* **OBJECTIVE**: Print the listing below exactly.

* **INPUT DATA**:
------------------------------------------------------------------------

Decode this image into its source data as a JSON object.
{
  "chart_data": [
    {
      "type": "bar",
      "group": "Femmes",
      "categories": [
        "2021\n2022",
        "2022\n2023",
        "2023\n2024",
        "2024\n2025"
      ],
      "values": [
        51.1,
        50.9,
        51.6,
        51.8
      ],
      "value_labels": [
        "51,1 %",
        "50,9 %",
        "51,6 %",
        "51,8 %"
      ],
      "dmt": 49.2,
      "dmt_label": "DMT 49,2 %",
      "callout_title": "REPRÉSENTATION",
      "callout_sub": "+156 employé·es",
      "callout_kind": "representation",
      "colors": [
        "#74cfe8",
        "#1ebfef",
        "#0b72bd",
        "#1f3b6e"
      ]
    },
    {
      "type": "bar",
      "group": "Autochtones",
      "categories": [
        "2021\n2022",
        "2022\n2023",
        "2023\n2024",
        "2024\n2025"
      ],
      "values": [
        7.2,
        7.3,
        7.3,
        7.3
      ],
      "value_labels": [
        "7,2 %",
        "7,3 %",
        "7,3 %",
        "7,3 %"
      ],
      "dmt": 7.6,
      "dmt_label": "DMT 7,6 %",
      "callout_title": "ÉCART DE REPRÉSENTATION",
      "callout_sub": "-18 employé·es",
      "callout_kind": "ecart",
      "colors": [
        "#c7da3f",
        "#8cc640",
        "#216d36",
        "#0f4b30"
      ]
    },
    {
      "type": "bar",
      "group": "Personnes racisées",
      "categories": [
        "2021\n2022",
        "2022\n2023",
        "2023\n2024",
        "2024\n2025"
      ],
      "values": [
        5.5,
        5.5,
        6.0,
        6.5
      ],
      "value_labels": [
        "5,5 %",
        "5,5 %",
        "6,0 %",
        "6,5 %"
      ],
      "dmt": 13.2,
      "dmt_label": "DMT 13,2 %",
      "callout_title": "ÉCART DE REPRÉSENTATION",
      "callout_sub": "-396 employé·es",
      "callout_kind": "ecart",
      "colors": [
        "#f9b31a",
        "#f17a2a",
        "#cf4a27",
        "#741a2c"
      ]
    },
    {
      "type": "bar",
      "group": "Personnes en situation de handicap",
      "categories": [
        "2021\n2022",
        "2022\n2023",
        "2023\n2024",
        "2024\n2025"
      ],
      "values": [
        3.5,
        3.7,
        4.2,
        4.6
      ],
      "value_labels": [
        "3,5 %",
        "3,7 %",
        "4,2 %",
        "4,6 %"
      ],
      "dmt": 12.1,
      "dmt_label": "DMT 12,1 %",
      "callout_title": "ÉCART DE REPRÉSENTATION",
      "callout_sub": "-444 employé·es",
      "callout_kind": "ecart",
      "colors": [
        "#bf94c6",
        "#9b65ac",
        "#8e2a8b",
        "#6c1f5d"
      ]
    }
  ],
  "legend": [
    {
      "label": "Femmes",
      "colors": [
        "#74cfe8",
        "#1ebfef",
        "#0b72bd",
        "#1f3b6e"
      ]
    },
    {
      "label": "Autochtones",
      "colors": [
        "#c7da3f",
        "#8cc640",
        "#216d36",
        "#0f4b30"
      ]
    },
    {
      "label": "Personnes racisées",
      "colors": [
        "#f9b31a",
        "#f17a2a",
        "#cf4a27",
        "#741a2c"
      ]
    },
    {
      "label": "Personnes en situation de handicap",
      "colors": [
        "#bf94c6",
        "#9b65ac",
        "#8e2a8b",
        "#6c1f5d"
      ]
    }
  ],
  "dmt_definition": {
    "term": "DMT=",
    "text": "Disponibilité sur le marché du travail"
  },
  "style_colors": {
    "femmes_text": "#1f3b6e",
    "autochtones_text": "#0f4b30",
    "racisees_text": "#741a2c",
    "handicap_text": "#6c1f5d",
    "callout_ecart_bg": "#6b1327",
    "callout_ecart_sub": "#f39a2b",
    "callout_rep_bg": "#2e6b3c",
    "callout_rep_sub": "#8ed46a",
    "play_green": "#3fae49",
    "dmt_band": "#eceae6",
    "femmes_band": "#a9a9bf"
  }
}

------------------------------------------------------------------------

* **RESPONSE**:
Decode this image into its source data as a JSON object.
{
  "chart_data": [
    {
      "type": "bar",
      "group": "Femmes",
      "categories": [
        "2021\n2022",
        "2022\n2023",
        "2023\n2024",
        "2024\n2025"
      ],
      "values": [
        51.1,
        50.9,
        51.6,
        51.8
      ],
      "value_labels": [
        "51,1 %",
        "50,9 %",
        "51,6 %",
        "51,8 %"
      ],
      "dmt": 49.2,
      "dmt_label": "DMT 49,2 %",
      "callout_title": "REPRÉSENTATION",
      "callout_sub": "+156 employé·es",
      "callout_kind": "representation",
      "colors": [
        "#74cfe8",
        "#1ebfef",
        "#0b72bd",
        "#1f3b6e"
      ]
    },
    {
      "type": "bar",
      "group": "Autochtones",
      "categories": [
        "2021\n2022",
        "2022\n2023",
        "2023\n2024",
        "2024\n2025"
      ],
      "values": [
        7.2,
        7.3,
        7.3,
        7.3
      ],
      "value_labels": [
        "7,2 %",
        "7,3 %",
        "7,3 %",
        "7,3 %"
      ],
      "dmt": 7.6,
      "dmt_label": "DMT 7,6 %",
      "callout_title": "ÉCART DE REPRÉSENTATION",
      "callout_sub": "-18 employé·es",
      "callout_kind": "ecart",
      "colors": [
        "#c7da3f",
        "#8cc640",
        "#216d36",
        "#0f4b30"
      ]
    },
    {
      "type": "bar",
      "group": "Personnes racisées",
      "categories": [
        "2021\n2022",
        "2022\n2023",
        "2023\n2024",
        "2024\n2025"
      ],
      "values": [
        5.5,
        5.5,
        6.0,
        6.5
      ],
      "value_labels": [
        "5,5 %",
        "5,5 %",
        "6,0 %",
        "6,5 %"
      ],
      "dmt": 13.2,
      "dmt_label": "DMT 13,2 %",
      "callout_title": "ÉCART DE REPRÉSENTATION",
      "callout_sub": "-396 employé·es",
      "callout_kind": "ecart",
      "colors": [
        "#f9b31a",
        "#f17a2a",
        "#cf4a27",
        "#741a2c"
      ]
    },
    {
      "type": "bar",
      "group": "Personnes en situation de handicap",
      "categories": [
        "2021\n2022",
        "2022\n2023",
        "2023\n2024",
        "2024\n2025"
      ],
      "values": [
        3.5,
        3.7,
        4.2,
        4.6
      ],
      "value_labels": [
        "3,5 %",
        "3,7 %",
        "4,2 %",
        "4,6 %"
      ],
      "dmt": 12.1,
      "dmt_label": "DMT 12,1 %",
      "callout_title": "ÉCART DE REPRÉSENTATION",
      "callout_sub": "-444 employé·es",
      "callout_kind": "ecart",
      "colors": [
        "#bf94c6",
        "#9b65ac",
        "#8e2a8b",
        "#6c1f5d"
      ]
    }
  ],
  "legend": [
    {
      "label": "Femmes",
      "colors": [
        "#74cfe8",
        "#1ebfef",
        "#0b72bd",
        "#1f3b6e"
      ]
    },
    {
      "label": "Autochtones",
      "colors": [
        "#c7da3f",
        "#8cc640",
        "#216d36",
        "#0f4b30"
      ]
    },
    {
      "label": "Personnes racisées",
      "colors": [
        "#f9b31a",
        "#f17a2a",
        "#cf4a27",
        "#741a2c"
      ]
    },
    {
      "label": "Personnes en situation de handicap",
      "colors": [
        "#bf94c6",
        "#9b65ac",
        "#8e2a8b",
        "#6c1f5d"
      ]
    }
  ],
  "dmt_definition": {
    "term": "DMT=",
    "text": "Disponibilité sur le marché du travail"
  },
  "style_colors": {
    "femmes_text": "#1f3b6e",
    "autochtones_text": "#0f4b30",
    "racisees_text": "#741a2c",
    "handicap_text": "#6c1f5d",
    "callout_ecart_bg": "#6b1327",
    "callout_ecart_sub": "#f39a2b",
    "callout_rep_bg": "#2e6b3c",
    "callout_rep_sub": "#8ed46a",
    "play_green": "#3fae49",
    "dmt_band": "#eceae6",
    "femmes_band": "#a9a9bf"
  }
}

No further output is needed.